--- TASK ---
Copy every line in which the string "funkcji" occurs.

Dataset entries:
start

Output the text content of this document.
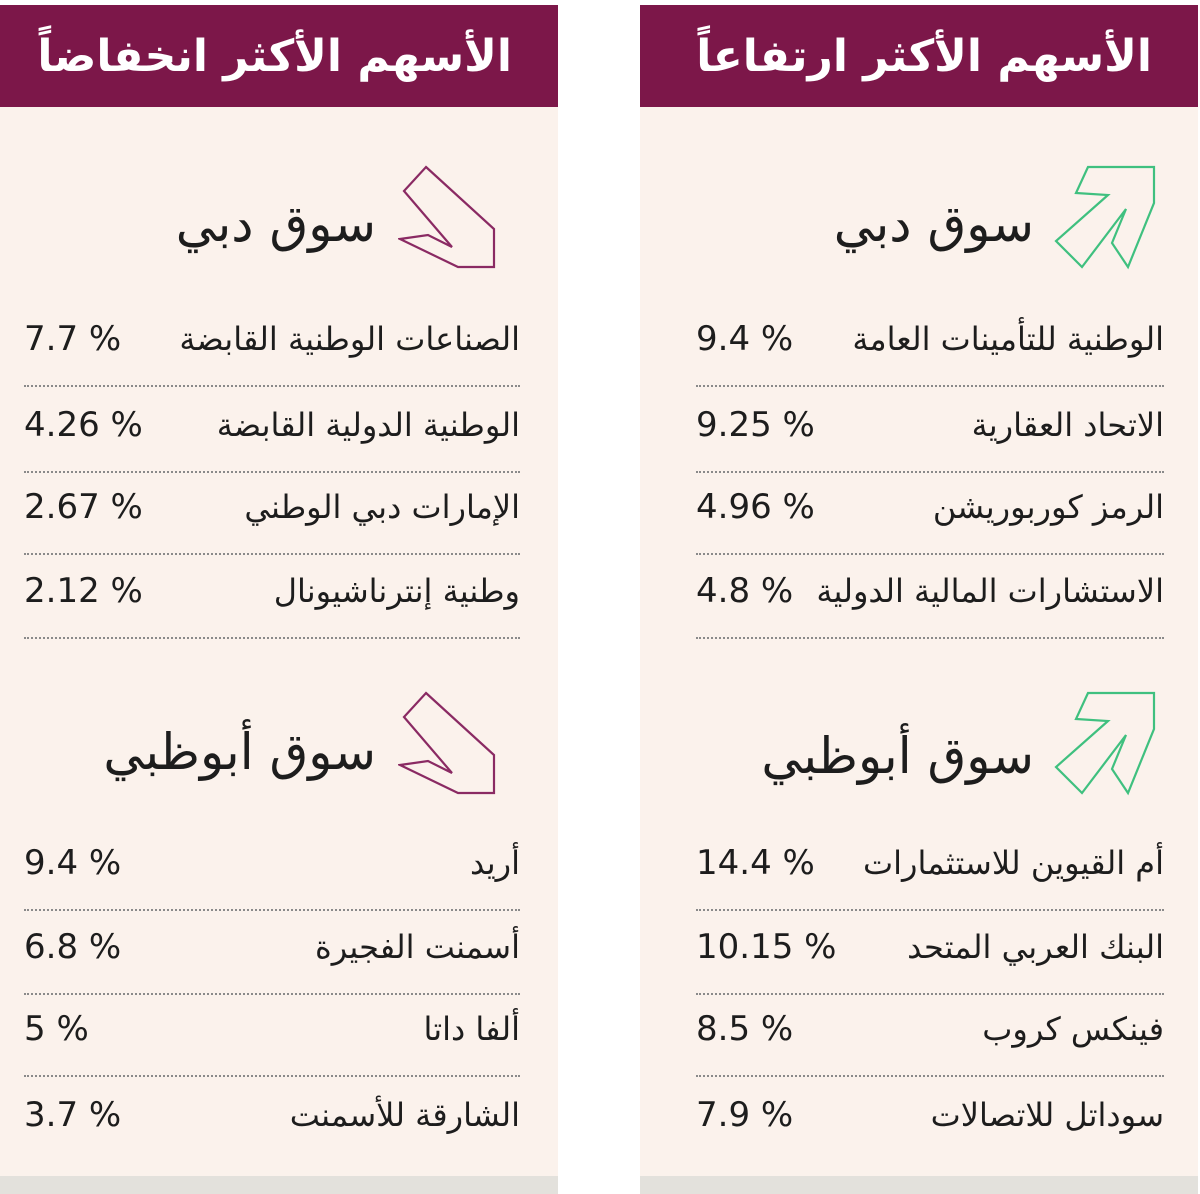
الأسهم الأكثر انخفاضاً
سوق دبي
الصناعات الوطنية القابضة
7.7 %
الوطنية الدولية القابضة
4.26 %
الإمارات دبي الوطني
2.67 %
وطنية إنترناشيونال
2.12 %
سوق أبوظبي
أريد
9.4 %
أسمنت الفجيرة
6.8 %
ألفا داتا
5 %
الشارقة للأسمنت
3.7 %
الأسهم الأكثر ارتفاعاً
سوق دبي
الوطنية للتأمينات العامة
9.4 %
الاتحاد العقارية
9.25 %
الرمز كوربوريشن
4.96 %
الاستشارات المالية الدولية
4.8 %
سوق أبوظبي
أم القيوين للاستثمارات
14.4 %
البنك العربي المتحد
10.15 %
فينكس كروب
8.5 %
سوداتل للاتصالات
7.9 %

end
start

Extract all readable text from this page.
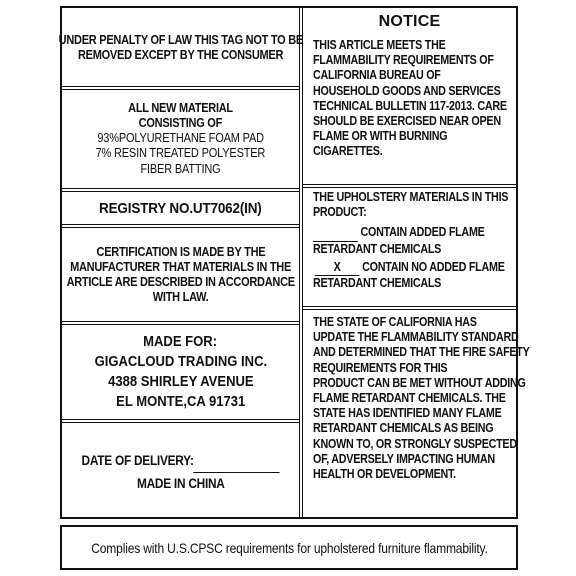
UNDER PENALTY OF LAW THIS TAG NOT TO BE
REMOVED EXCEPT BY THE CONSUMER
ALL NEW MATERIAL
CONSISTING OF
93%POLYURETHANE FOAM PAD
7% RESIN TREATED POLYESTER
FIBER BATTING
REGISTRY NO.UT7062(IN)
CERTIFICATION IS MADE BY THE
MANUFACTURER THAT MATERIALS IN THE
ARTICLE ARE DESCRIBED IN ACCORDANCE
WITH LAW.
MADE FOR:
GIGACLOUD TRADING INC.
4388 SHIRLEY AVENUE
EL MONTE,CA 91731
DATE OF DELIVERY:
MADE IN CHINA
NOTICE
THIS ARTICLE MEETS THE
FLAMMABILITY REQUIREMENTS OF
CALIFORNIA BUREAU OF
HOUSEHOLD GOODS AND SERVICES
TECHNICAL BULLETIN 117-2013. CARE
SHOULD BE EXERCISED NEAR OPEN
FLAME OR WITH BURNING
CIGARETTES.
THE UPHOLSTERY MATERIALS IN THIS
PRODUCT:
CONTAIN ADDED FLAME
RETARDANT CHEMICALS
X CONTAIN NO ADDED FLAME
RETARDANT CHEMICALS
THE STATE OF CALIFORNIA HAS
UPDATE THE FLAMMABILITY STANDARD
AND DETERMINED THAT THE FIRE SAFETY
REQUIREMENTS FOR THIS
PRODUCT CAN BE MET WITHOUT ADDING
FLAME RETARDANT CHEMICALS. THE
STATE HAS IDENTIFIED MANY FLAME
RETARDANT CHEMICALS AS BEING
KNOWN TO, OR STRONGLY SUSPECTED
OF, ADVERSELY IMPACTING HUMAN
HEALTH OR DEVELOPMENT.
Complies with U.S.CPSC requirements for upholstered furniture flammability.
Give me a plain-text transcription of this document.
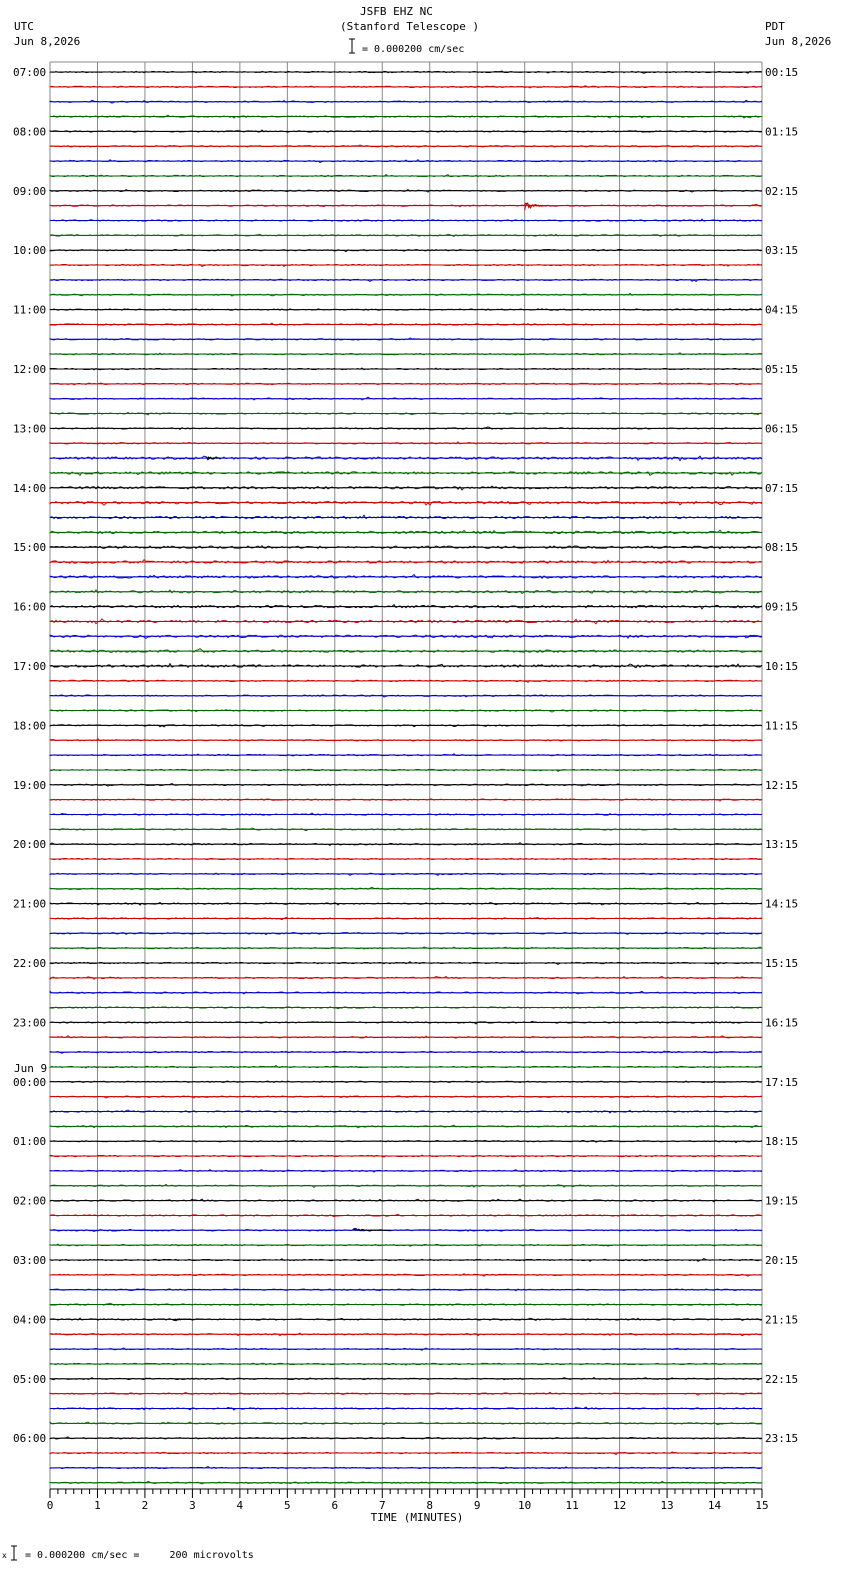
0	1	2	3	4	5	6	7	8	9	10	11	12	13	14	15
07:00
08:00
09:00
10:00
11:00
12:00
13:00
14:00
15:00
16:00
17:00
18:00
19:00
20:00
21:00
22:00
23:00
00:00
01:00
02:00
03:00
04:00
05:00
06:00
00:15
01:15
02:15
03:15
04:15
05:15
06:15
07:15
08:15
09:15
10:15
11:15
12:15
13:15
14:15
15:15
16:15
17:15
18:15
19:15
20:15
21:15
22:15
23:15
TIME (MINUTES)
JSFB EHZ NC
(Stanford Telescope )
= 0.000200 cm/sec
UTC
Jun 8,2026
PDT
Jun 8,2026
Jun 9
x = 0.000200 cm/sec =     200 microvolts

end
start

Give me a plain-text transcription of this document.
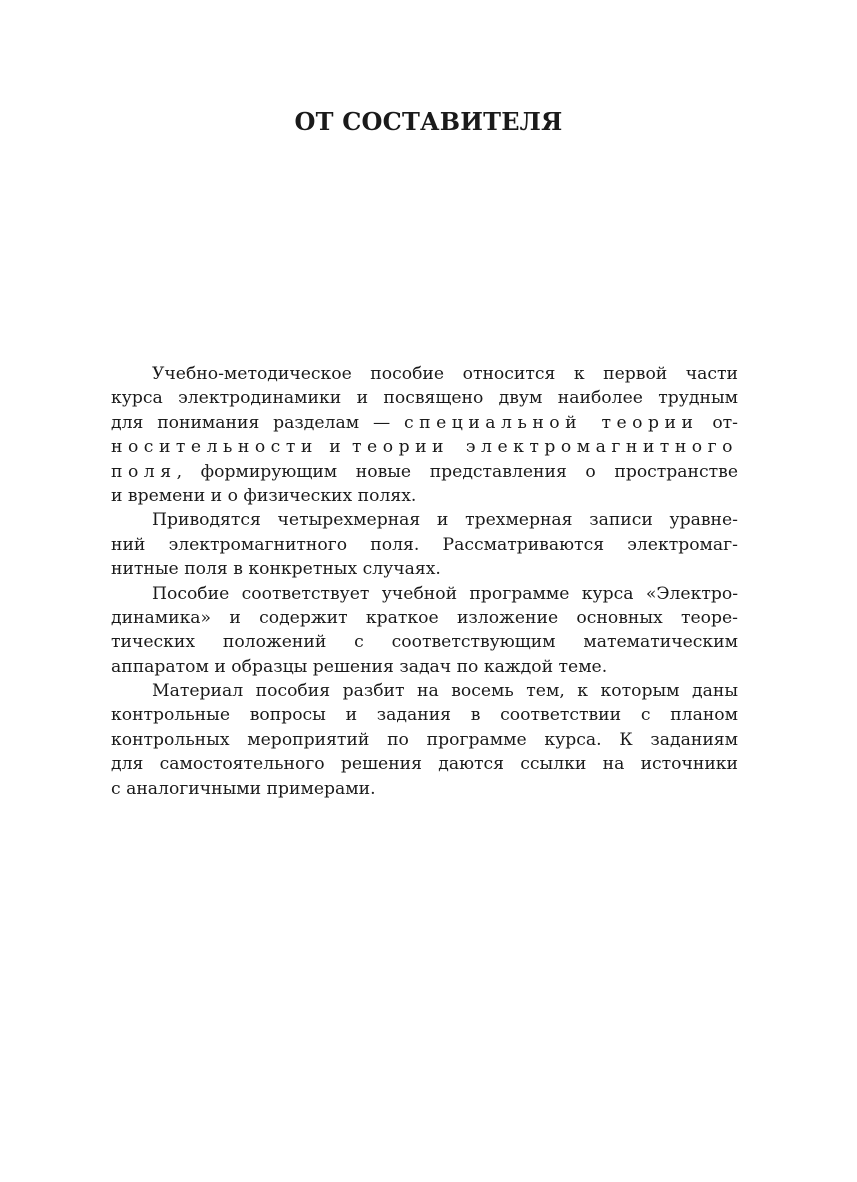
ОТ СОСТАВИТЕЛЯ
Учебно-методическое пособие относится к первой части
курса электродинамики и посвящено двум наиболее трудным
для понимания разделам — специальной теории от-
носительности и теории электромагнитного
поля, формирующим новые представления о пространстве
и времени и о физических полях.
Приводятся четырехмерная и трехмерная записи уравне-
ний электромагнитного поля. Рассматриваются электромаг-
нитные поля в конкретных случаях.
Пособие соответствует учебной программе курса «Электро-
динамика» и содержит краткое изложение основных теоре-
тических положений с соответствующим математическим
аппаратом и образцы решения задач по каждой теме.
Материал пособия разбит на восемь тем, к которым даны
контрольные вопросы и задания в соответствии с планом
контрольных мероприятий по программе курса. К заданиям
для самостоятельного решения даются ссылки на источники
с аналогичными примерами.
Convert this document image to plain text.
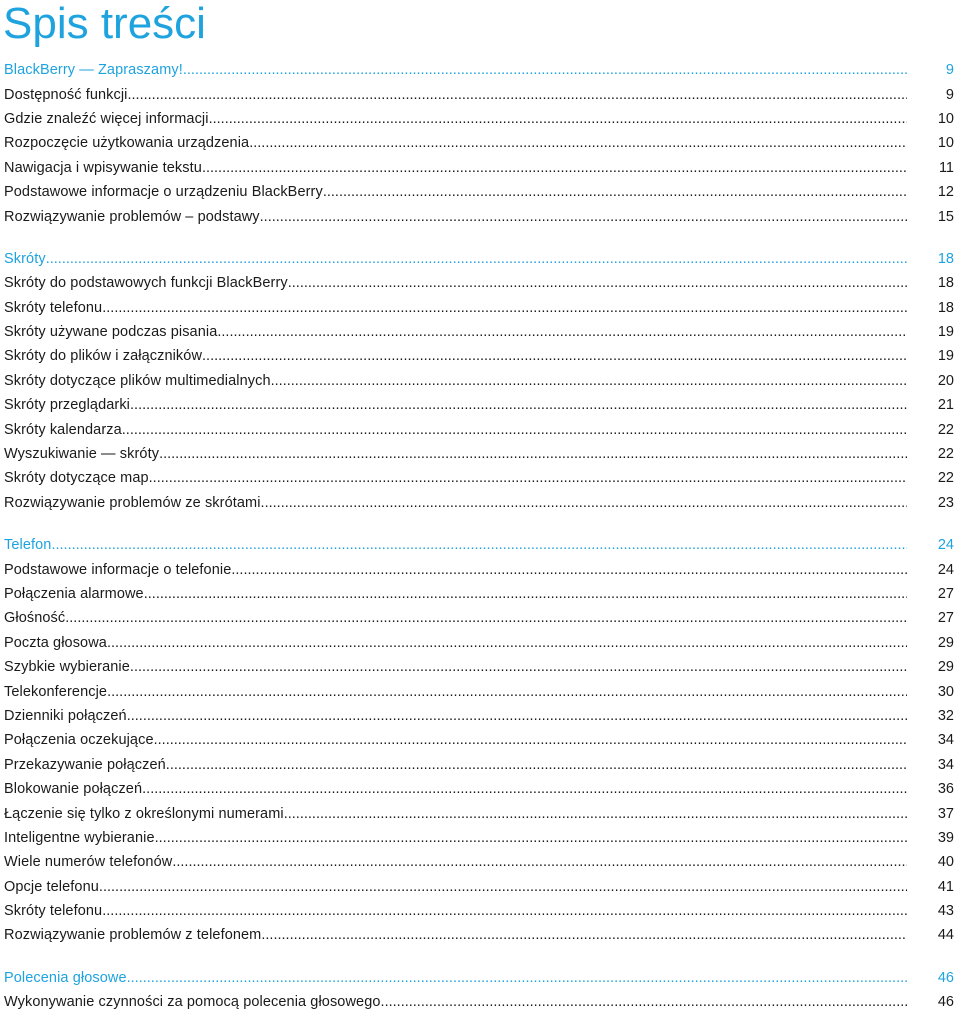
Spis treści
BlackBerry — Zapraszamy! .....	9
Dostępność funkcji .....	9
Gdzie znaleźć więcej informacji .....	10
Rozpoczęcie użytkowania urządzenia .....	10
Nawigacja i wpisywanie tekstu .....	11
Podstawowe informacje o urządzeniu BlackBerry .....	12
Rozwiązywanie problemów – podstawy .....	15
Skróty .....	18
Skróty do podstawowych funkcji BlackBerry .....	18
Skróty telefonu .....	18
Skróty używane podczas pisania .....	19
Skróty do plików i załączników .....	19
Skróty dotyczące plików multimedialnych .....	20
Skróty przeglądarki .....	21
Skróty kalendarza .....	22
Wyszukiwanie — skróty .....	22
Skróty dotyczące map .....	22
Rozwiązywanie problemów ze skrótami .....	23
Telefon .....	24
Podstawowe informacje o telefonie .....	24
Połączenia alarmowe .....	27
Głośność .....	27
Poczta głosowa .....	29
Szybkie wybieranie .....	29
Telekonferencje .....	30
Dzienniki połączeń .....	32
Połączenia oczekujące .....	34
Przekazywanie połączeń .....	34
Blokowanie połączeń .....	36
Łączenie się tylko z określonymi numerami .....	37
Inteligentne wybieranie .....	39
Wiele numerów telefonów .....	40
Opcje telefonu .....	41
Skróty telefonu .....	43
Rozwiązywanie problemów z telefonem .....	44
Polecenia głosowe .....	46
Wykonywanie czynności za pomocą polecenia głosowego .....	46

end

--- WRITTEN ANSWER ---
Dostępność funkcji .....	9
Skróty do podstawowych funkcji BlackBerry .....	18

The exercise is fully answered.